→ **AIM**:
Gather every line in the records below that contains the word "bottom".

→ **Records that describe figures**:

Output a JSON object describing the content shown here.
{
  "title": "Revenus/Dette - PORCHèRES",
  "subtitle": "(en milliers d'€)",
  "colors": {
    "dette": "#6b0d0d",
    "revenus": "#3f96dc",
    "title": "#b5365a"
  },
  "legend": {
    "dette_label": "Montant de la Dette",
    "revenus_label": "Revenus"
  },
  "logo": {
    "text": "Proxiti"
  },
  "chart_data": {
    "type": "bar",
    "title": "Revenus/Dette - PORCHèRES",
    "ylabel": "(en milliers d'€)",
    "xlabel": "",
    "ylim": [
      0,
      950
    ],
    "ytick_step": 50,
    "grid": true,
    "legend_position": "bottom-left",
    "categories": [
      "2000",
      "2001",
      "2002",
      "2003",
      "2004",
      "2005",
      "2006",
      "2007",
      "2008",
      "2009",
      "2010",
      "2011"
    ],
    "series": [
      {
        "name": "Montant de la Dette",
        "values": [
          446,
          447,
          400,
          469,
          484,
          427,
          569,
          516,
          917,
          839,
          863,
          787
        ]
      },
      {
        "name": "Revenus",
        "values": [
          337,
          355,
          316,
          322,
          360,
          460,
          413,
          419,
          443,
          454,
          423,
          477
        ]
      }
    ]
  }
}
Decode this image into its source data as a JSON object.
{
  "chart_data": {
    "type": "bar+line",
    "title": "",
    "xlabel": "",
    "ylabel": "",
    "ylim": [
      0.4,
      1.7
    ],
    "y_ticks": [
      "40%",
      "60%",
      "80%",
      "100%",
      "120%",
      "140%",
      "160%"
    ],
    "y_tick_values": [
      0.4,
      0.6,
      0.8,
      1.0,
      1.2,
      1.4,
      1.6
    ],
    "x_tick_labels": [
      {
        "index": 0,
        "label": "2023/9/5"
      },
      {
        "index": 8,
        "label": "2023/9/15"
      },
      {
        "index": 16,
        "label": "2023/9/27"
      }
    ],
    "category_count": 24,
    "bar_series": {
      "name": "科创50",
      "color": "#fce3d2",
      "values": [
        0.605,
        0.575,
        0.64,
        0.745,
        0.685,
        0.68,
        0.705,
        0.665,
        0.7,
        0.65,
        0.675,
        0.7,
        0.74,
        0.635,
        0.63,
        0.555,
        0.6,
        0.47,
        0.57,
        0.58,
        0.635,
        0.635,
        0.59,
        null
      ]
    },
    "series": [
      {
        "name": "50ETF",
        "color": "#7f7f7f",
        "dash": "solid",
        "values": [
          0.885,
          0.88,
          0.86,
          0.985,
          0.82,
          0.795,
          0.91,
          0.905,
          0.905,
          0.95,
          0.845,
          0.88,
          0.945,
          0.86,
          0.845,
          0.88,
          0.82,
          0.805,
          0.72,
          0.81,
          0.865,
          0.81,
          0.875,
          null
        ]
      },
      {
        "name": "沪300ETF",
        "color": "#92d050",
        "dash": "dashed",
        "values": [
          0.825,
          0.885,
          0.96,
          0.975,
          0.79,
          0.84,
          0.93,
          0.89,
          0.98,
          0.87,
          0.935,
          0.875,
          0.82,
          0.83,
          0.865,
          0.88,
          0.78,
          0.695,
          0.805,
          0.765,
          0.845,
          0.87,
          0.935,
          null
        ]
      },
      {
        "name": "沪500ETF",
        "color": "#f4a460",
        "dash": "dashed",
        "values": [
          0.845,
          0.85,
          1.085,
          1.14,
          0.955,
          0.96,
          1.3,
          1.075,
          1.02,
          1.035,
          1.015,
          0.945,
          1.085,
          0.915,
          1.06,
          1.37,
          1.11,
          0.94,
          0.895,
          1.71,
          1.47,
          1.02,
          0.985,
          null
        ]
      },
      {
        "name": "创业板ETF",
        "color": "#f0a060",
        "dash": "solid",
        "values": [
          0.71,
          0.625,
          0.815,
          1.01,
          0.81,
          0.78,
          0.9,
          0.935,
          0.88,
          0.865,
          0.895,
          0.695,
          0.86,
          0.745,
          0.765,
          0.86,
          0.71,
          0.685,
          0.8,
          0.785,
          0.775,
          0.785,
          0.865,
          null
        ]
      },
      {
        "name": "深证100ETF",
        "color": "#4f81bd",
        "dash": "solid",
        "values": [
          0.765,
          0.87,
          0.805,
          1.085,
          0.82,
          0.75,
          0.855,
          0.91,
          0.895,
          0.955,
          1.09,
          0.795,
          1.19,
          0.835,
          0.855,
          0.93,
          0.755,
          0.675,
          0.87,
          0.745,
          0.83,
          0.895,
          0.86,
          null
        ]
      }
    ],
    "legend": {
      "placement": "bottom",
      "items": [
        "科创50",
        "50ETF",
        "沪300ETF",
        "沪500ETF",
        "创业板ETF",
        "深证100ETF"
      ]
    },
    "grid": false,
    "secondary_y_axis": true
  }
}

→ **THE RESULT**:
    "legend_position": "bottom-left",
      "placement": "bottom",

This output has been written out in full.